**Items**
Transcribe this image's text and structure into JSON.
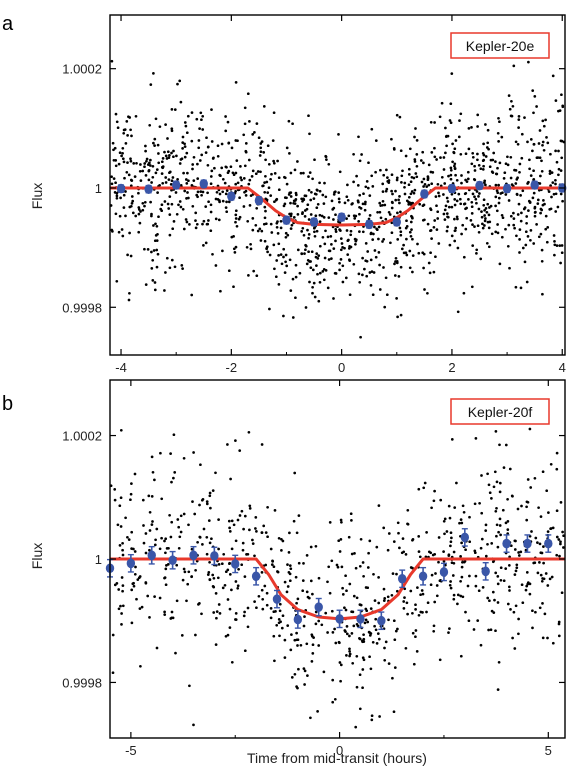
{
  "chart_data": [
    {
      "type": "scatter",
      "panel_label": "a",
      "legend_label": "Kepler-20e",
      "ylabel": "Flux",
      "xlabel": "",
      "xlim": [
        -4.2,
        4.05
      ],
      "ylim": [
        0.99972,
        1.00029
      ],
      "xticks": [
        -4,
        -2,
        0,
        2,
        4
      ],
      "xtick_labels": [
        "-4",
        "-2",
        "0",
        "2",
        "4"
      ],
      "yticks": [
        0.9998,
        1.0,
        1.0002
      ],
      "ytick_labels": [
        "0.9998",
        "1",
        "1.0002"
      ],
      "model_curve": {
        "color": "#e8392c",
        "x": [
          -4.2,
          -1.7,
          -1.45,
          -1.2,
          -1.0,
          -0.8,
          -0.5,
          0.0,
          0.5,
          0.8,
          1.0,
          1.2,
          1.45,
          1.7,
          4.05
        ],
        "y": [
          1.0,
          1.0,
          0.999982,
          0.999962,
          0.99995,
          0.999942,
          0.999939,
          0.999938,
          0.999939,
          0.999942,
          0.99995,
          0.999962,
          0.999982,
          1.0,
          1.0
        ]
      },
      "binned_data": {
        "color": "#3a56a8",
        "x": [
          -4.0,
          -3.5,
          -3.0,
          -2.5,
          -2.0,
          -1.5,
          -1.0,
          -0.5,
          0.0,
          0.5,
          1.0,
          1.5,
          2.0,
          2.5,
          3.0,
          3.5,
          4.0
        ],
        "y": [
          0.999999,
          0.999998,
          1.000005,
          1.000007,
          0.999986,
          0.999979,
          0.999946,
          0.999943,
          0.999951,
          0.999939,
          0.999943,
          0.99999,
          0.999999,
          1.000004,
          0.999999,
          1.000005,
          1.0
        ],
        "err": [
          6e-06,
          6e-06,
          6e-06,
          6e-06,
          6e-06,
          6e-06,
          6e-06,
          6e-06,
          6e-06,
          6e-06,
          6e-06,
          6e-06,
          6e-06,
          6e-06,
          6e-06,
          6e-06,
          6e-06
        ]
      },
      "raw_points": {
        "color": "#000000",
        "approx_count": 1400,
        "x_range": [
          -4.2,
          4.05
        ],
        "baseline_scatter": 7e-05
      }
    },
    {
      "type": "scatter",
      "panel_label": "b",
      "legend_label": "Kepler-20f",
      "ylabel": "Flux",
      "xlabel": "Time from mid-transit (hours)",
      "xlim": [
        -5.5,
        5.4
      ],
      "ylim": [
        0.99971,
        1.00029
      ],
      "xticks": [
        -5,
        0,
        5
      ],
      "xtick_labels": [
        "-5",
        "0",
        "5"
      ],
      "yticks": [
        0.9998,
        1.0,
        1.0002
      ],
      "ytick_labels": [
        "0.9998",
        "1",
        "1.0002"
      ],
      "model_curve": {
        "color": "#e8392c",
        "x": [
          -5.5,
          -2.0,
          -1.7,
          -1.4,
          -1.0,
          -0.5,
          0.0,
          0.5,
          1.0,
          1.4,
          1.7,
          2.0,
          5.4
        ],
        "y": [
          1.0,
          1.0,
          0.999975,
          0.999942,
          0.999918,
          0.999906,
          0.999903,
          0.999906,
          0.999918,
          0.999942,
          0.999975,
          1.0,
          1.0
        ]
      },
      "binned_data": {
        "color": "#3a56a8",
        "x": [
          -5.5,
          -5.0,
          -4.5,
          -4.0,
          -3.5,
          -3.0,
          -2.5,
          -2.0,
          -1.5,
          -1.0,
          -0.5,
          0.0,
          0.5,
          1.0,
          1.5,
          2.0,
          2.5,
          3.0,
          3.5,
          4.0,
          4.5,
          5.0
        ],
        "y": [
          0.999985,
          0.999993,
          1.000006,
          0.999998,
          1.000006,
          1.000005,
          0.999992,
          0.999972,
          0.999935,
          0.999902,
          0.999922,
          0.999903,
          0.999903,
          0.9999,
          0.999968,
          0.999972,
          0.999979,
          1.000035,
          0.99998,
          1.000025,
          1.000025,
          1.000025
        ],
        "err": [
          1.4e-05,
          1.4e-05,
          1.4e-05,
          1.4e-05,
          1.4e-05,
          1.4e-05,
          1.4e-05,
          1.4e-05,
          1.4e-05,
          1.4e-05,
          1.4e-05,
          1.4e-05,
          1.4e-05,
          1.4e-05,
          1.4e-05,
          1.4e-05,
          1.4e-05,
          1.4e-05,
          1.4e-05,
          1.4e-05,
          1.4e-05,
          1.4e-05
        ]
      },
      "raw_points": {
        "color": "#000000",
        "approx_count": 850,
        "x_range": [
          -5.5,
          5.4
        ],
        "baseline_scatter": 8e-05
      }
    }
  ]
}
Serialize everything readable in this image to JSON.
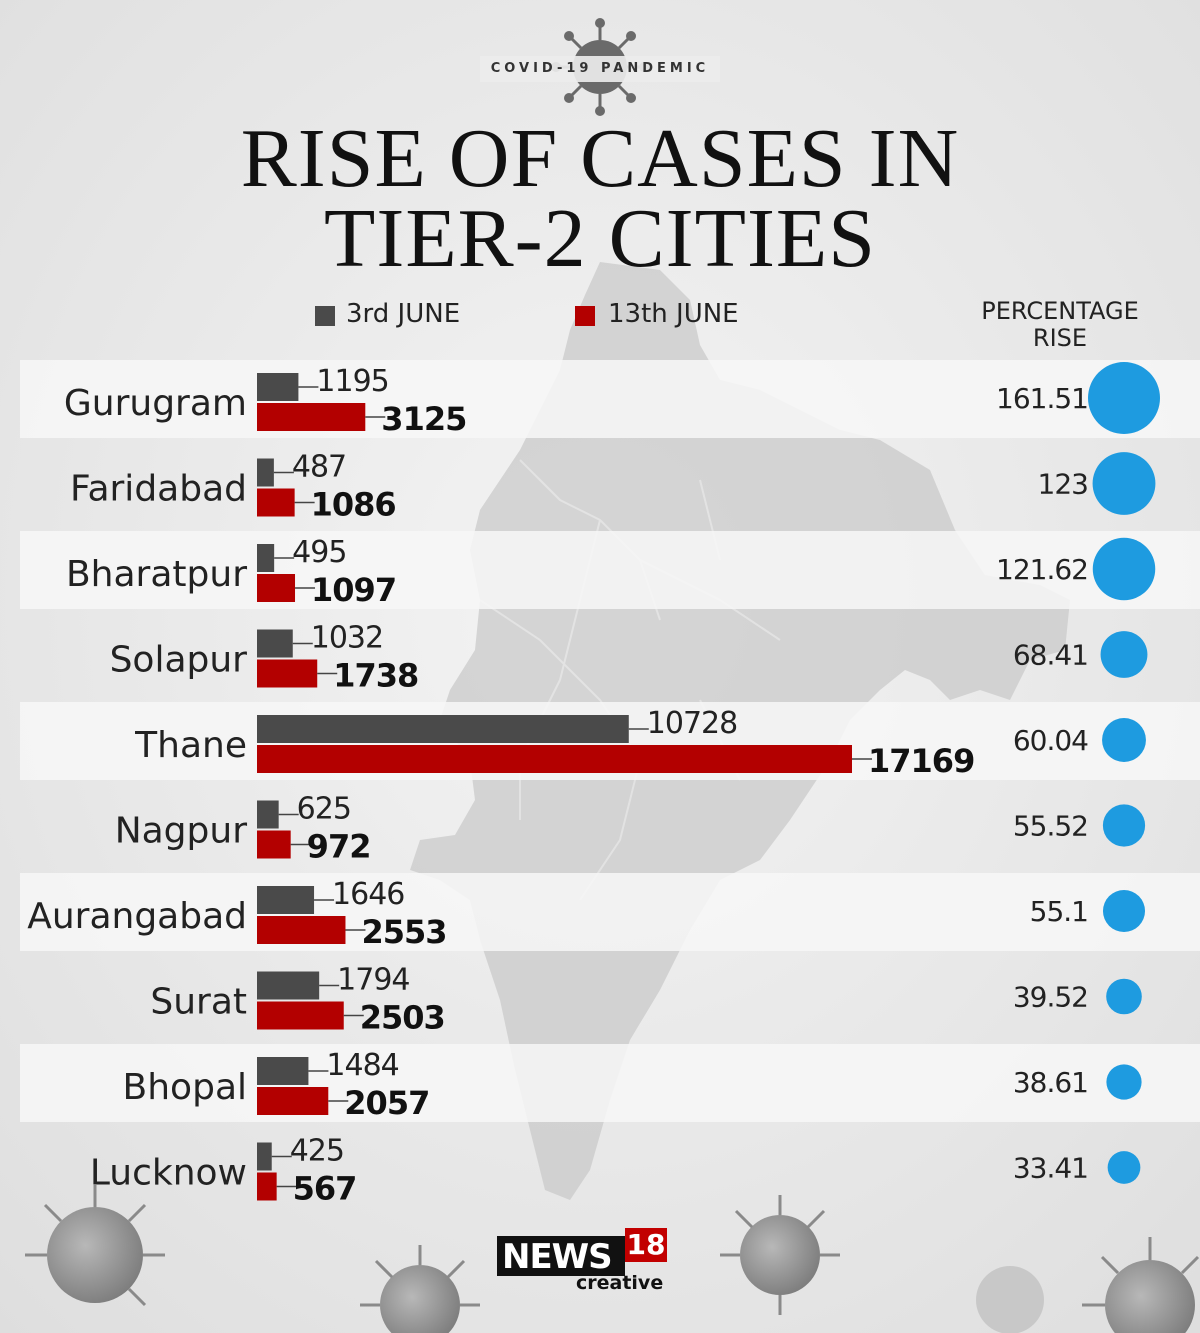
{
  "header": {
    "kicker": "COVID-19 PANDEMIC",
    "title_line1": "RISE OF CASES IN",
    "title_line2": "TIER-2 CITIES"
  },
  "legend": {
    "series1": "3rd JUNE",
    "series2": "13th JUNE",
    "percentage_header_line1": "PERCENTAGE",
    "percentage_header_line2": "RISE"
  },
  "colors": {
    "series1": "#4a4a4a",
    "series2": "#b30000",
    "bubble": "#1e9be0",
    "band": "#f7f7f7"
  },
  "brand": {
    "name": "NEWS",
    "number": "18",
    "sub": "creative"
  },
  "chart_data": {
    "type": "bar",
    "orientation": "horizontal",
    "categories": [
      "Gurugram",
      "Faridabad",
      "Bharatpur",
      "Solapur",
      "Thane",
      "Nagpur",
      "Aurangabad",
      "Surat",
      "Bhopal",
      "Lucknow"
    ],
    "series": [
      {
        "name": "3rd JUNE",
        "values": [
          1195,
          487,
          495,
          1032,
          10728,
          625,
          1646,
          1794,
          1484,
          425
        ]
      },
      {
        "name": "13th JUNE",
        "values": [
          3125,
          1086,
          1097,
          1738,
          17169,
          972,
          2553,
          2503,
          2057,
          567
        ]
      }
    ],
    "percentage_rise": {
      "name": "PERCENTAGE RISE",
      "values": [
        161.51,
        123,
        121.62,
        68.41,
        60.04,
        55.52,
        55.1,
        39.52,
        38.61,
        33.41
      ],
      "labels": [
        "161.51",
        "123",
        "121.62",
        "68.41",
        "60.04",
        "55.52",
        "55.1",
        "39.52",
        "38.61",
        "33.41"
      ]
    },
    "legend_position": "top",
    "grid": false
  }
}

**What the exercise asks**
Repeat the material above word for word and skip every image in it.

**The answer**
Transcribe this image's text and structure into JSON.
{
  "chart_data": [
    {
      "type": "scatter",
      "panel_label": "a",
      "legend_label": "Kepler-20e",
      "ylabel": "Flux",
      "xlabel": "",
      "xlim": [
        -4.2,
        4.05
      ],
      "ylim": [
        0.99972,
        1.00029
      ],
      "xticks": [
        -4,
        -2,
        0,
        2,
        4
      ],
      "xtick_labels": [
        "-4",
        "-2",
        "0",
        "2",
        "4"
      ],
      "yticks": [
        0.9998,
        1.0,
        1.0002
      ],
      "ytick_labels": [
        "0.9998",
        "1",
        "1.0002"
      ],
      "model_curve": {
        "color": "#e8392c",
        "x": [
          -4.2,
          -1.7,
          -1.45,
          -1.2,
          -1.0,
          -0.8,
          -0.5,
          0.0,
          0.5,
          0.8,
          1.0,
          1.2,
          1.45,
          1.7,
          4.05
        ],
        "y": [
          1.0,
          1.0,
          0.999982,
          0.999962,
          0.99995,
          0.999942,
          0.999939,
          0.999938,
          0.999939,
          0.999942,
          0.99995,
          0.999962,
          0.999982,
          1.0,
          1.0
        ]
      },
      "binned_data": {
        "color": "#3a56a8",
        "x": [
          -4.0,
          -3.5,
          -3.0,
          -2.5,
          -2.0,
          -1.5,
          -1.0,
          -0.5,
          0.0,
          0.5,
          1.0,
          1.5,
          2.0,
          2.5,
          3.0,
          3.5,
          4.0
        ],
        "y": [
          0.999999,
          0.999998,
          1.000005,
          1.000007,
          0.999986,
          0.999979,
          0.999946,
          0.999943,
          0.999951,
          0.999939,
          0.999943,
          0.99999,
          0.999999,
          1.000004,
          0.999999,
          1.000005,
          1.0
        ],
        "err": [
          6e-06,
          6e-06,
          6e-06,
          6e-06,
          6e-06,
          6e-06,
          6e-06,
          6e-06,
          6e-06,
          6e-06,
          6e-06,
          6e-06,
          6e-06,
          6e-06,
          6e-06,
          6e-06,
          6e-06
        ]
      },
      "raw_points": {
        "color": "#000000",
        "approx_count": 1400,
        "x_range": [
          -4.2,
          4.05
        ],
        "baseline_scatter": 7e-05
      }
    },
    {
      "type": "scatter",
      "panel_label": "b",
      "legend_label": "Kepler-20f",
      "ylabel": "Flux",
      "xlabel": "Time from mid-transit (hours)",
      "xlim": [
        -5.5,
        5.4
      ],
      "ylim": [
        0.99971,
        1.00029
      ],
      "xticks": [
        -5,
        0,
        5
      ],
      "xtick_labels": [
        "-5",
        "0",
        "5"
      ],
      "yticks": [
        0.9998,
        1.0,
        1.0002
      ],
      "ytick_labels": [
        "0.9998",
        "1",
        "1.0002"
      ],
      "model_curve": {
        "color": "#e8392c",
        "x": [
          -5.5,
          -2.0,
          -1.7,
          -1.4,
          -1.0,
          -0.5,
          0.0,
          0.5,
          1.0,
          1.4,
          1.7,
          2.0,
          5.4
        ],
        "y": [
          1.0,
          1.0,
          0.999975,
          0.999942,
          0.999918,
          0.999906,
          0.999903,
          0.999906,
          0.999918,
          0.999942,
          0.999975,
          1.0,
          1.0
        ]
      },
      "binned_data": {
        "color": "#3a56a8",
        "x": [
          -5.5,
          -5.0,
          -4.5,
          -4.0,
          -3.5,
          -3.0,
          -2.5,
          -2.0,
          -1.5,
          -1.0,
          -0.5,
          0.0,
          0.5,
          1.0,
          1.5,
          2.0,
          2.5,
          3.0,
          3.5,
          4.0,
          4.5,
          5.0
        ],
        "y": [
          0.999985,
          0.999993,
          1.000006,
          0.999998,
          1.000006,
          1.000005,
          0.999992,
          0.999972,
          0.999935,
          0.999902,
          0.999922,
          0.999903,
          0.999903,
          0.9999,
          0.999968,
          0.999972,
          0.999979,
          1.000035,
          0.99998,
          1.000025,
          1.000025,
          1.000025
        ],
        "err": [
          1.4e-05,
          1.4e-05,
          1.4e-05,
          1.4e-05,
          1.4e-05,
          1.4e-05,
          1.4e-05,
          1.4e-05,
          1.4e-05,
          1.4e-05,
          1.4e-05,
          1.4e-05,
          1.4e-05,
          1.4e-05,
          1.4e-05,
          1.4e-05,
          1.4e-05,
          1.4e-05,
          1.4e-05,
          1.4e-05,
          1.4e-05,
          1.4e-05
        ]
      },
      "raw_points": {
        "color": "#000000",
        "approx_count": 850,
        "x_range": [
          -5.5,
          5.4
        ],
        "baseline_scatter": 8e-05
      }
    }
  ]
}
Serialize everything readable in this image to JSON.
{
  "header": {
    "kicker": "COVID-19 PANDEMIC",
    "title_line1": "RISE OF CASES IN",
    "title_line2": "TIER-2 CITIES"
  },
  "legend": {
    "series1": "3rd JUNE",
    "series2": "13th JUNE",
    "percentage_header_line1": "PERCENTAGE",
    "percentage_header_line2": "RISE"
  },
  "colors": {
    "series1": "#4a4a4a",
    "series2": "#b30000",
    "bubble": "#1e9be0",
    "band": "#f7f7f7"
  },
  "brand": {
    "name": "NEWS",
    "number": "18",
    "sub": "creative"
  },
  "chart_data": {
    "type": "bar",
    "orientation": "horizontal",
    "categories": [
      "Gurugram",
      "Faridabad",
      "Bharatpur",
      "Solapur",
      "Thane",
      "Nagpur",
      "Aurangabad",
      "Surat",
      "Bhopal",
      "Lucknow"
    ],
    "series": [
      {
        "name": "3rd JUNE",
        "values": [
          1195,
          487,
          495,
          1032,
          10728,
          625,
          1646,
          1794,
          1484,
          425
        ]
      },
      {
        "name": "13th JUNE",
        "values": [
          3125,
          1086,
          1097,
          1738,
          17169,
          972,
          2553,
          2503,
          2057,
          567
        ]
      }
    ],
    "percentage_rise": {
      "name": "PERCENTAGE RISE",
      "values": [
        161.51,
        123,
        121.62,
        68.41,
        60.04,
        55.52,
        55.1,
        39.52,
        38.61,
        33.41
      ],
      "labels": [
        "161.51",
        "123",
        "121.62",
        "68.41",
        "60.04",
        "55.52",
        "55.1",
        "39.52",
        "38.61",
        "33.41"
      ]
    },
    "legend_position": "top",
    "grid": false
  }
}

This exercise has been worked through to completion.